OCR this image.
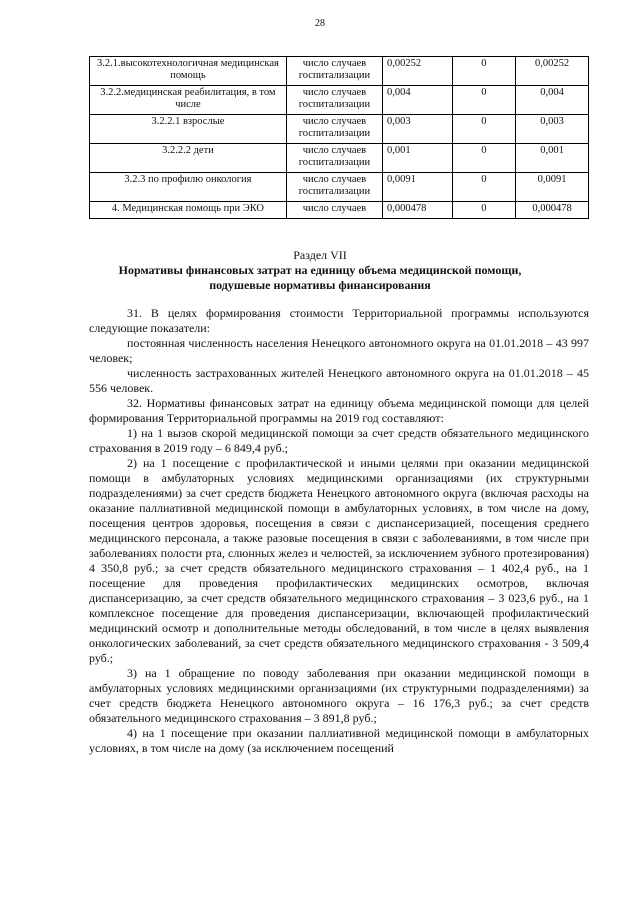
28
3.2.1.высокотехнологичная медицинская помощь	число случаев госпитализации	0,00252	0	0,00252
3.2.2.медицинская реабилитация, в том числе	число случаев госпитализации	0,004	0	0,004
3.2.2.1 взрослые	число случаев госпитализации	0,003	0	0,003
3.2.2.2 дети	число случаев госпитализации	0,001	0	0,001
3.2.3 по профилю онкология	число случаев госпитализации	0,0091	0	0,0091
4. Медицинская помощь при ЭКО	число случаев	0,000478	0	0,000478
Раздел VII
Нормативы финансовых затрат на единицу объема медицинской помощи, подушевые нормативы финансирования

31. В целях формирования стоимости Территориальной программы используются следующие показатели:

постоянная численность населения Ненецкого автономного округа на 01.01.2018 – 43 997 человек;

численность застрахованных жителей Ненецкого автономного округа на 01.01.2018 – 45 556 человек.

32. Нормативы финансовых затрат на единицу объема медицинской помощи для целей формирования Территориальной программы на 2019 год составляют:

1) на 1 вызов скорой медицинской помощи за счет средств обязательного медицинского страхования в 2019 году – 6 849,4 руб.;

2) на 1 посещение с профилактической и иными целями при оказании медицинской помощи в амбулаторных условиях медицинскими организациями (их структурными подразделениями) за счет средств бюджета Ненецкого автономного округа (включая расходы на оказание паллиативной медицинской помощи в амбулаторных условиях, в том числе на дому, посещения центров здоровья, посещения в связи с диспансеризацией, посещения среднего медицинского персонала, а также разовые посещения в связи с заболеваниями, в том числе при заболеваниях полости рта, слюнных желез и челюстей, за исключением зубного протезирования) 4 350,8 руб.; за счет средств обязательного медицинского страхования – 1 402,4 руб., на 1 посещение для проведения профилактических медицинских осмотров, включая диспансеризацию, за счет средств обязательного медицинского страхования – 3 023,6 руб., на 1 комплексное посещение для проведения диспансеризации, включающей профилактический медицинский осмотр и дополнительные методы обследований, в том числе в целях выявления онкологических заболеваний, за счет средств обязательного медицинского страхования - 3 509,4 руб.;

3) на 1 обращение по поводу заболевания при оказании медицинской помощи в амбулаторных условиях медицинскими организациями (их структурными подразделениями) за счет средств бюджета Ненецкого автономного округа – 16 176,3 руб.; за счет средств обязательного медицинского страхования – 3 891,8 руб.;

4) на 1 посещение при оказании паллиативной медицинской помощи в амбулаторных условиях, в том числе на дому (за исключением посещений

:::

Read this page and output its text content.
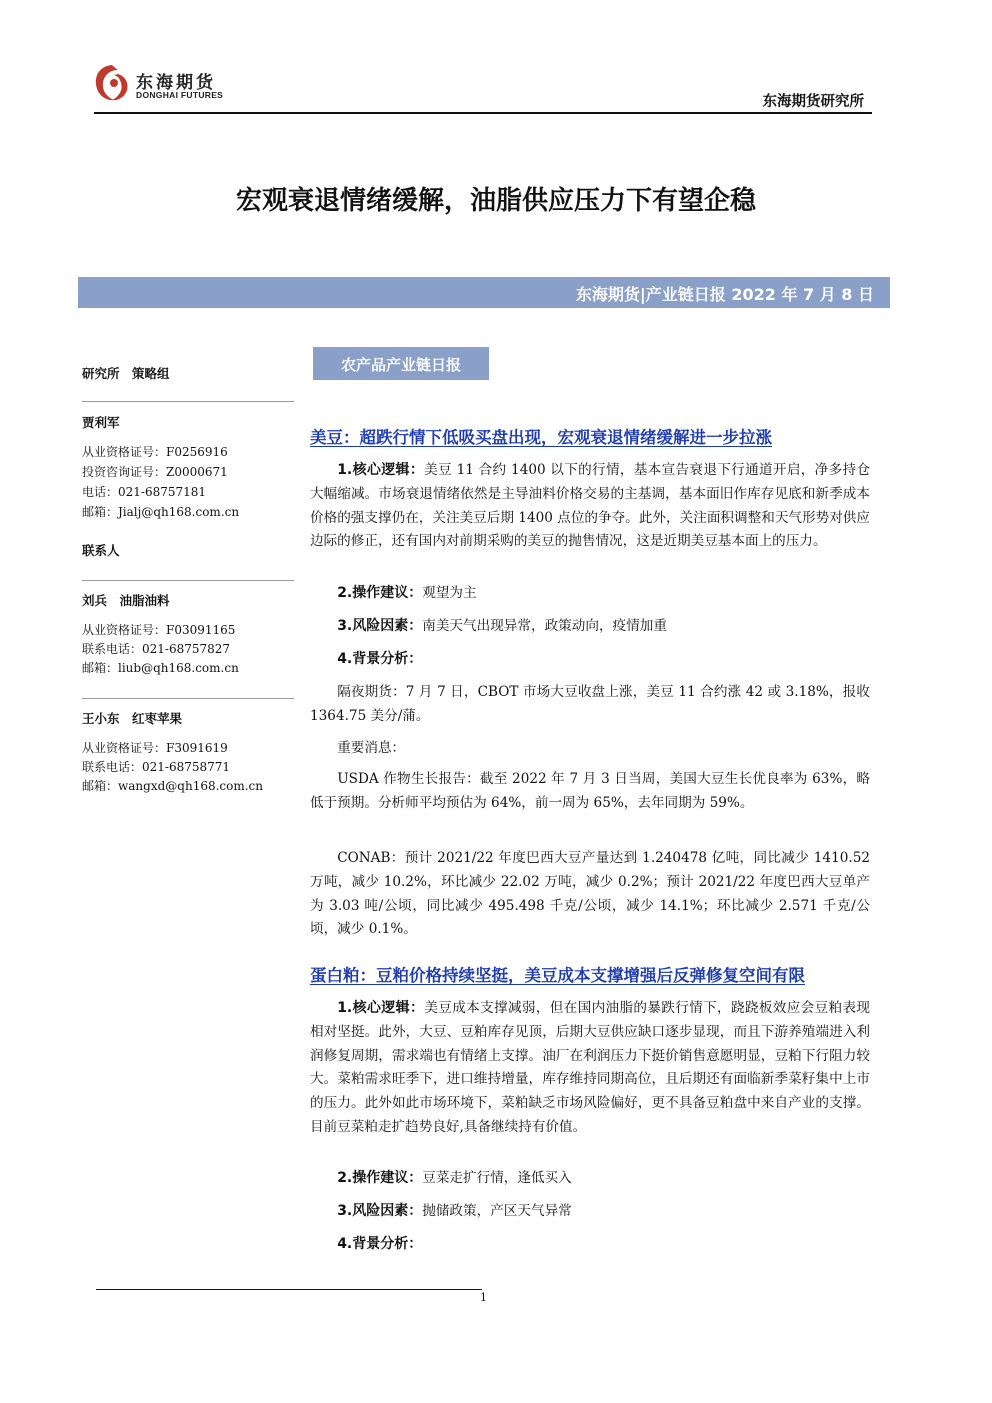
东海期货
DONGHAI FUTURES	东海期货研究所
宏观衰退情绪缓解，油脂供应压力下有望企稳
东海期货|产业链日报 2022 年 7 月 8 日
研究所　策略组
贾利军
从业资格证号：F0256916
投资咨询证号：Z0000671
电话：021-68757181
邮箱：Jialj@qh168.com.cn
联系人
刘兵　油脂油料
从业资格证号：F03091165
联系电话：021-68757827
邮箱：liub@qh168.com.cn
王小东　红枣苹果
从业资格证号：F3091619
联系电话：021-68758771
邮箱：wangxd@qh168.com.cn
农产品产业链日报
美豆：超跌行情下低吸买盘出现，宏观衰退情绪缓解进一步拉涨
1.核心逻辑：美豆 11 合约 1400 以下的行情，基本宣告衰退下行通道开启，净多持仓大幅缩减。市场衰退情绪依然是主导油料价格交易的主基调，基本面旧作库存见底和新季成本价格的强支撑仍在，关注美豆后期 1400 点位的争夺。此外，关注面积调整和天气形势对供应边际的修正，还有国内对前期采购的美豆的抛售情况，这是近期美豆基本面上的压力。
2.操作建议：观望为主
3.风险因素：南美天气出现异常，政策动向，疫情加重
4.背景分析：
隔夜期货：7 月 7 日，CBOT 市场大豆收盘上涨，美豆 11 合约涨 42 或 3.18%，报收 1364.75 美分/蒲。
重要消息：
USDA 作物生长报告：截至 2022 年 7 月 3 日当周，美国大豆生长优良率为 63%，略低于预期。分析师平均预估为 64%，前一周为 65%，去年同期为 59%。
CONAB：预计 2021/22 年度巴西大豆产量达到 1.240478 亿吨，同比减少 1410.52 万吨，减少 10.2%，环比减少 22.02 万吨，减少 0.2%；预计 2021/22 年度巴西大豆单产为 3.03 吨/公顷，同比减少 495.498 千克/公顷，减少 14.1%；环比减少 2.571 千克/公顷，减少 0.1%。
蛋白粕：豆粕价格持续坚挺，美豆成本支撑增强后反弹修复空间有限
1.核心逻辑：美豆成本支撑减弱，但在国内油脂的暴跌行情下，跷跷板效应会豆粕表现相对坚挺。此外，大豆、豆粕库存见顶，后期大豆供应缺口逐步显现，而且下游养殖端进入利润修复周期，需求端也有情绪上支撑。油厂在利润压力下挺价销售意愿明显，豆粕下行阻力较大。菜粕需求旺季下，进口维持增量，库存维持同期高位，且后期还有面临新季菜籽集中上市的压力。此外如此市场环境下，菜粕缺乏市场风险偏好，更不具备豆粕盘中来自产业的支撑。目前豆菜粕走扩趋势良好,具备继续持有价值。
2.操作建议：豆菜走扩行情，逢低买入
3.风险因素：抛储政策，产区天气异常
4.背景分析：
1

:::

— What needs to be done —
Copy every line from the records above that contains the word "формирования".

— Task output —
31. В целях формирования стоимости Территориальной программы используются следующие показатели:
32. Нормативы финансовых затрат на единицу объема медицинской помощи для целей формирования Территориальной программы на 2019 год составляют:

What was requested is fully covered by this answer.